A run of records
>>>

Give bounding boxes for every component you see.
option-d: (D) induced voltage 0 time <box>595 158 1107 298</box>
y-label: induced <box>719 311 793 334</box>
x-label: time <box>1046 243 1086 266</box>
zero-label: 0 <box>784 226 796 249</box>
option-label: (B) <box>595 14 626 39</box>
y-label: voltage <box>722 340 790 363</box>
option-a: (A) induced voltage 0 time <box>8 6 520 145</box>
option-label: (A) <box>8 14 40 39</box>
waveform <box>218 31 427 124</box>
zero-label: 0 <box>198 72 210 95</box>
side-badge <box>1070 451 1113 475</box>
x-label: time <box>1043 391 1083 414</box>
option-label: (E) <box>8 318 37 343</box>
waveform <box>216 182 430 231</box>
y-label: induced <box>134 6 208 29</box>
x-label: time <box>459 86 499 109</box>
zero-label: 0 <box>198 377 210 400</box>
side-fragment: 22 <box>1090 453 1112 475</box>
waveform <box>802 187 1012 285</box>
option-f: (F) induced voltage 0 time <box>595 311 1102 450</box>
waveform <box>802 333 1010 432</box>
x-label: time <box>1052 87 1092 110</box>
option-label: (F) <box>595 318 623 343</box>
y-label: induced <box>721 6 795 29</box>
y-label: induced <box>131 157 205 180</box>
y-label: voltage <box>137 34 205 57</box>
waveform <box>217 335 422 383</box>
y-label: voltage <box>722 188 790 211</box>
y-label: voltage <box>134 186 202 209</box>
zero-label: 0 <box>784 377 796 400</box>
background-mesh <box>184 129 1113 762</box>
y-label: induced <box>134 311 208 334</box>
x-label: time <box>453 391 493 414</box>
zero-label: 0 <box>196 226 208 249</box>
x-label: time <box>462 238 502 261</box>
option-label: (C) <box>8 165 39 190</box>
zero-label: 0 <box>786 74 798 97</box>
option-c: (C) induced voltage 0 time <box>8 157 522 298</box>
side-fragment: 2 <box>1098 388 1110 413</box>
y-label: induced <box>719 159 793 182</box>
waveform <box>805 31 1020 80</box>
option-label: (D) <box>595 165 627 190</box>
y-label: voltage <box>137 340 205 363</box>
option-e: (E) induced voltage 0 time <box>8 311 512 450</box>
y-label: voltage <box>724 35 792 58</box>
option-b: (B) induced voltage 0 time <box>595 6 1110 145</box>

<<<

GIVEN TASK | Can you write out all of the records above again, replacing "waveform" with "signal-trace" wherever it occurs and changing nothing else?

RESULT FOR THIS TASK |
Give bounding boxes for every component you see.
option-d: (D) induced voltage 0 time <box>595 158 1107 298</box>
y-label: induced <box>719 311 793 334</box>
x-label: time <box>1046 243 1086 266</box>
zero-label: 0 <box>784 226 796 249</box>
option-label: (B) <box>595 14 626 39</box>
y-label: voltage <box>722 340 790 363</box>
option-a: (A) induced voltage 0 time <box>8 6 520 145</box>
option-label: (A) <box>8 14 40 39</box>
signal-trace <box>218 31 427 124</box>
zero-label: 0 <box>198 72 210 95</box>
side-badge <box>1070 451 1113 475</box>
x-label: time <box>1043 391 1083 414</box>
option-label: (E) <box>8 318 37 343</box>
signal-trace <box>216 182 430 231</box>
y-label: induced <box>134 6 208 29</box>
x-label: time <box>459 86 499 109</box>
zero-label: 0 <box>198 377 210 400</box>
side-fragment: 22 <box>1090 453 1112 475</box>
signal-trace <box>802 187 1012 285</box>
option-f: (F) induced voltage 0 time <box>595 311 1102 450</box>
signal-trace <box>802 333 1010 432</box>
x-label: time <box>1052 87 1092 110</box>
option-label: (F) <box>595 318 623 343</box>
y-label: induced <box>721 6 795 29</box>
y-label: induced <box>131 157 205 180</box>
y-label: voltage <box>137 34 205 57</box>
signal-trace <box>217 335 422 383</box>
y-label: voltage <box>722 188 790 211</box>
y-label: voltage <box>134 186 202 209</box>
zero-label: 0 <box>784 377 796 400</box>
background-mesh <box>184 129 1113 762</box>
y-label: induced <box>134 311 208 334</box>
x-label: time <box>453 391 493 414</box>
zero-label: 0 <box>196 226 208 249</box>
x-label: time <box>462 238 502 261</box>
option-label: (C) <box>8 165 39 190</box>
zero-label: 0 <box>786 74 798 97</box>
option-c: (C) induced voltage 0 time <box>8 157 522 298</box>
side-fragment: 2 <box>1098 388 1110 413</box>
y-label: induced <box>719 159 793 182</box>
signal-trace <box>805 31 1020 80</box>
option-label: (D) <box>595 165 627 190</box>
y-label: voltage <box>137 340 205 363</box>
option-e: (E) induced voltage 0 time <box>8 311 512 450</box>
y-label: voltage <box>724 35 792 58</box>
option-b: (B) induced voltage 0 time <box>595 6 1110 145</box>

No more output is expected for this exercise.